▶ _WHAT IS ASKED_: Wherever a line in the data below holds "this", copy that line.

▶ _GIVEN RECORDS_:
========================

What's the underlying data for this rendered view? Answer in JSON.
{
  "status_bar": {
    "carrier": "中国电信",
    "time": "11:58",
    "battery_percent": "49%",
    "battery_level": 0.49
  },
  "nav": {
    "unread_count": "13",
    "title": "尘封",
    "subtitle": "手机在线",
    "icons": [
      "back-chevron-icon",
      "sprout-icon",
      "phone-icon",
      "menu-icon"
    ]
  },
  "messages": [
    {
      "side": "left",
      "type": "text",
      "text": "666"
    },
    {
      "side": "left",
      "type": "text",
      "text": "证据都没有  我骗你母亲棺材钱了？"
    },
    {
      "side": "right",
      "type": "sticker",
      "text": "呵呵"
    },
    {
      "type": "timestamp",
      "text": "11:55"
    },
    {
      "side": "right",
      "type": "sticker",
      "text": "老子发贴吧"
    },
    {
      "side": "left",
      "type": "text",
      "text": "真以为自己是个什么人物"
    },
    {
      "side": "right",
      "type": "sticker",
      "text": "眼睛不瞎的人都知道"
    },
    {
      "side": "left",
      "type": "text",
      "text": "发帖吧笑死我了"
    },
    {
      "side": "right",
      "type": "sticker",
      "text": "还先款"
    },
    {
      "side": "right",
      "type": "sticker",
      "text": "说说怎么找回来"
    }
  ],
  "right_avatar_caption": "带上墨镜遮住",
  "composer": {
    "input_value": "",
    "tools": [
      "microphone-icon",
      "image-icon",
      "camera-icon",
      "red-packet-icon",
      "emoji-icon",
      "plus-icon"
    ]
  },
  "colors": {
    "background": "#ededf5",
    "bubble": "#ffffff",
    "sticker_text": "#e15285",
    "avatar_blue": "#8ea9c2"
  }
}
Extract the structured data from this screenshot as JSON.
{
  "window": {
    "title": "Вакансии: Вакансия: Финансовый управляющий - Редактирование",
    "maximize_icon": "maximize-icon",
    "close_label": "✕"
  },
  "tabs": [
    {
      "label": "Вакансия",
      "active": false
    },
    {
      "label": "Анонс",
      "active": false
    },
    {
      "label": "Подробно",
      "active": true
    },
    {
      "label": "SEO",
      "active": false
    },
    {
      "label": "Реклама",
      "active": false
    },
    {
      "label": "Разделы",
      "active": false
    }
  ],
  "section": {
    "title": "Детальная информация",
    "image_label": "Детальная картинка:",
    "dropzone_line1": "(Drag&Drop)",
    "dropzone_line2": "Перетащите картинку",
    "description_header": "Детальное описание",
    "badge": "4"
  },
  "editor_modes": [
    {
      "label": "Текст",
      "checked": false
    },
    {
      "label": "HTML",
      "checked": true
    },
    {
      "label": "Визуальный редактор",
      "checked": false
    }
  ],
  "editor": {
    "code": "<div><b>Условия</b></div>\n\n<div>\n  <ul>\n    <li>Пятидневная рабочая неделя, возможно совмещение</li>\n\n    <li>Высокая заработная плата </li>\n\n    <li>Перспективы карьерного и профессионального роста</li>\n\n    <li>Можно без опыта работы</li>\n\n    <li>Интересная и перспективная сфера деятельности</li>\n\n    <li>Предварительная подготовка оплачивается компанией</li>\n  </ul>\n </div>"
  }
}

========================

▶ _FULL OUTPUT_:
What's the underlying data for this rendered view? Answer in JSON.
Extract the structured data from this screenshot as JSON.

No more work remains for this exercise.